* _Given exercise_
Only the lines holding the string "Жестокость" are needed. Copy each one.

* _Material for the task_
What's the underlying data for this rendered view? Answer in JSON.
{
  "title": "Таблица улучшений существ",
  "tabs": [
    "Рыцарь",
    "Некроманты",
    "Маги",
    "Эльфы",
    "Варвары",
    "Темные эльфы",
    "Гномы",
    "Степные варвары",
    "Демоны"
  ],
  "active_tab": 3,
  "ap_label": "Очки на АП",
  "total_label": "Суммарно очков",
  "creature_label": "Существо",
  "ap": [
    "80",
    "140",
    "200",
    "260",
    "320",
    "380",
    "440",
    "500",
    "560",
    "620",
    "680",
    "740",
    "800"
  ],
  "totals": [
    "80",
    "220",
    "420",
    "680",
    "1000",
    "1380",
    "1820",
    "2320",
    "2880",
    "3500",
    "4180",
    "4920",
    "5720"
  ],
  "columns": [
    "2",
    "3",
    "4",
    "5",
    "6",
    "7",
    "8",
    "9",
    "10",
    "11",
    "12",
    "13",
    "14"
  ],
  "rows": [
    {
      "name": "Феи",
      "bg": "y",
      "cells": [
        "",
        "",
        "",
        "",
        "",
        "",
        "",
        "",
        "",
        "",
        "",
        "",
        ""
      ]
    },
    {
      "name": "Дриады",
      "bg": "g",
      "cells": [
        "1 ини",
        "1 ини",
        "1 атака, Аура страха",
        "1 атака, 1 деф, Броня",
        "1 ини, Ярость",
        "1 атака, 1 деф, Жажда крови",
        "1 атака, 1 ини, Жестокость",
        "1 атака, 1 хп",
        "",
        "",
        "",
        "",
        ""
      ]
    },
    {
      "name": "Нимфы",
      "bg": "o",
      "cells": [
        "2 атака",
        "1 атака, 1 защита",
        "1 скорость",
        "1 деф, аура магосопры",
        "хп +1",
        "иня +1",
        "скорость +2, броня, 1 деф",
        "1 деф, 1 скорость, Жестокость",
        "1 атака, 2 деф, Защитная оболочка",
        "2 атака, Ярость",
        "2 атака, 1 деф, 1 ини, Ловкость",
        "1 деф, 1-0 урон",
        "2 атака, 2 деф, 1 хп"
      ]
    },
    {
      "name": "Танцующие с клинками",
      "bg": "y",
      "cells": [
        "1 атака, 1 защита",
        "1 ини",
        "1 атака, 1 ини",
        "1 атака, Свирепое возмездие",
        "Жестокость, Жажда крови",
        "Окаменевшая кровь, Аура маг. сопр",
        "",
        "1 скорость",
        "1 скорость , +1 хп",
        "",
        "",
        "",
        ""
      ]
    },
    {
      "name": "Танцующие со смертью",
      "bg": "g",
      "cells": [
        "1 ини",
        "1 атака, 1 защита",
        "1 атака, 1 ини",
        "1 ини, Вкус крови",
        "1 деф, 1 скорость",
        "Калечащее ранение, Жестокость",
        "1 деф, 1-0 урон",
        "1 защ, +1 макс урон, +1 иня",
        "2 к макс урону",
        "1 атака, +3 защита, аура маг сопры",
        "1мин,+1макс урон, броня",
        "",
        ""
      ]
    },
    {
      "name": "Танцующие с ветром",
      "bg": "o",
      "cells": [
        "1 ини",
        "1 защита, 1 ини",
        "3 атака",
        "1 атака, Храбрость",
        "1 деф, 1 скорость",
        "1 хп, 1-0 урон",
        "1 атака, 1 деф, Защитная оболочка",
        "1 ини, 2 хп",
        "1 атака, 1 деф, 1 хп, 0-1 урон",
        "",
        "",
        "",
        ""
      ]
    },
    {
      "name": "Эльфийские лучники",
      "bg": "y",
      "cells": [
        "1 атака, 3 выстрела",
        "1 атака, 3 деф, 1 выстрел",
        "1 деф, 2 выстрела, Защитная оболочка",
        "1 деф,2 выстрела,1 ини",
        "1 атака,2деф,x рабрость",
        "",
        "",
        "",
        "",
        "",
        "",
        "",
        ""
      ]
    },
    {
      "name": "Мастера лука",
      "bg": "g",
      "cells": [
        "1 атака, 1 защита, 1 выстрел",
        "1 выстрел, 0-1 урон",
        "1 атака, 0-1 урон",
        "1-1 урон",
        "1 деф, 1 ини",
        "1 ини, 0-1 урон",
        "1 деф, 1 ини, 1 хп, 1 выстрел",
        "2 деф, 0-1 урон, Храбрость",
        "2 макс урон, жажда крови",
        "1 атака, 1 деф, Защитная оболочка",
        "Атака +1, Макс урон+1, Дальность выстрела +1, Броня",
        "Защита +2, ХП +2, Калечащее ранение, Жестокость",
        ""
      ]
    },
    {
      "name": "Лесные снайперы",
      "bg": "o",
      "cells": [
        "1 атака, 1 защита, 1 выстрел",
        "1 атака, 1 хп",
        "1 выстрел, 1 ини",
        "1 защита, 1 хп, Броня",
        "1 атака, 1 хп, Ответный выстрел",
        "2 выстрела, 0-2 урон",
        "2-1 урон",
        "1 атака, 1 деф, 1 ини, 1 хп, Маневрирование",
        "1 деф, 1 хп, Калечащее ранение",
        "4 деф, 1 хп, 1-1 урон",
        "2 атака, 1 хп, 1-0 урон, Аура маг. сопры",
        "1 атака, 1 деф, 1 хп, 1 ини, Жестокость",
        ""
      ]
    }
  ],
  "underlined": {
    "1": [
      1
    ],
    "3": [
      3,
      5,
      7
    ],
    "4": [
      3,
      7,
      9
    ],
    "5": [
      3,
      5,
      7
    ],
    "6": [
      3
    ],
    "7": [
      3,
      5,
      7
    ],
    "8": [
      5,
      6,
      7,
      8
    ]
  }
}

* * *

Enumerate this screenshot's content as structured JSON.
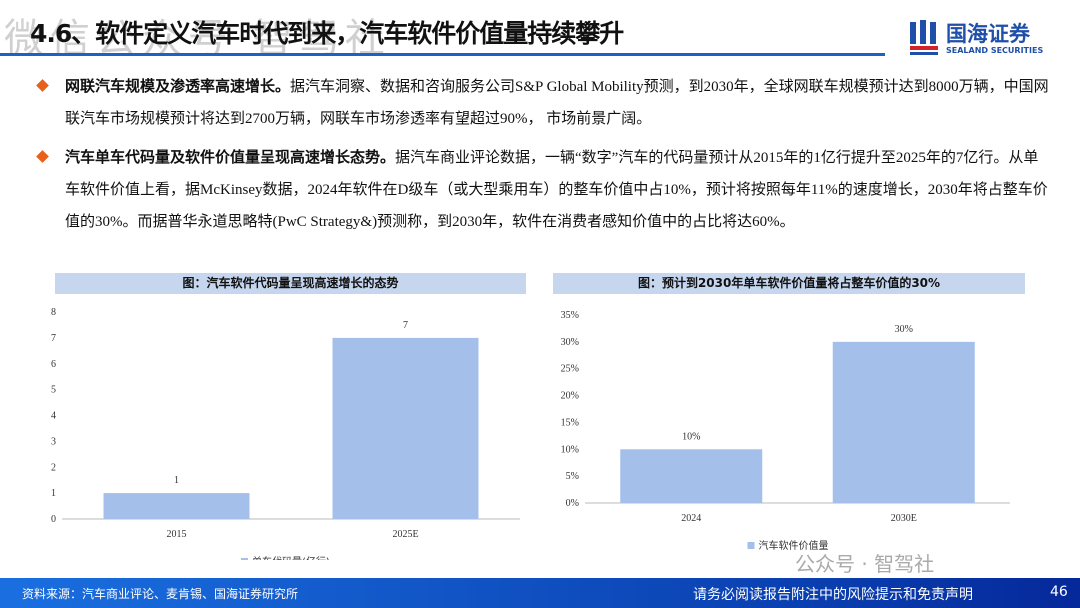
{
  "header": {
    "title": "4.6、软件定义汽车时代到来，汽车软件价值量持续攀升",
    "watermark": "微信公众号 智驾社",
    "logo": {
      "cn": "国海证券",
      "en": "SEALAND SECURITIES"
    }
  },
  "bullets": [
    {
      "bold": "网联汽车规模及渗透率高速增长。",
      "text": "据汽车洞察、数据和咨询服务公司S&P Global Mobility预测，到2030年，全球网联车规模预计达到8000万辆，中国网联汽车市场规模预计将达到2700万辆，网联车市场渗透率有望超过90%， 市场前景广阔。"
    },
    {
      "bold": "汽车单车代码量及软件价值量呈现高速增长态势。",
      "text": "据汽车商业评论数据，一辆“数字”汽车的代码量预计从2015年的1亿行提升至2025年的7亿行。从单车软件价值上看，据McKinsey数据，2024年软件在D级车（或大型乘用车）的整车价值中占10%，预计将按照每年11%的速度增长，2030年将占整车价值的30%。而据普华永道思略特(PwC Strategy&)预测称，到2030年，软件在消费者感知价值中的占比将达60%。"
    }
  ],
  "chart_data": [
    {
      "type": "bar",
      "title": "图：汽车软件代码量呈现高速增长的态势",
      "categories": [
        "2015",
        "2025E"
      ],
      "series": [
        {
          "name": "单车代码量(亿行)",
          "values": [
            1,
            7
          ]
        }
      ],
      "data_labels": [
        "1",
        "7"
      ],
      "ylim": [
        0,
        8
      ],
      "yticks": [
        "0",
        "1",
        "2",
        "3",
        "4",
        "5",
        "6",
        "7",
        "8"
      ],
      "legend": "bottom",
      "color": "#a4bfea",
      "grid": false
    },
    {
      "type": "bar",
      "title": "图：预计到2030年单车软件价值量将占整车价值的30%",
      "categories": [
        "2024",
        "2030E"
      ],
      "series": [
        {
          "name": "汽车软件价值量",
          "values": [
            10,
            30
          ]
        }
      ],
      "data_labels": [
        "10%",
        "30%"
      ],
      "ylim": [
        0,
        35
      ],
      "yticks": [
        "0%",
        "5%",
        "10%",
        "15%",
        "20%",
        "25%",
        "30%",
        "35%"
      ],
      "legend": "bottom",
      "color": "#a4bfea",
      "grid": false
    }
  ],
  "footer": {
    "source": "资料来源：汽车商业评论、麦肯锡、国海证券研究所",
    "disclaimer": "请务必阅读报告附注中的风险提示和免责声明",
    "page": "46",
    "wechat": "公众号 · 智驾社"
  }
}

* _Full output_
        "1 атака, 1 ини, Жестокость",
        "1 деф, 1 скорость, Жестокость",
        "Жестокость, Жажда крови",
        "Калечащее ранение, Жестокость",
        "Защита +2, ХП +2, Калечащее ранение, Жестокость",
        "1 атака, 1 деф, 1 хп, 1 ини, Жестокость",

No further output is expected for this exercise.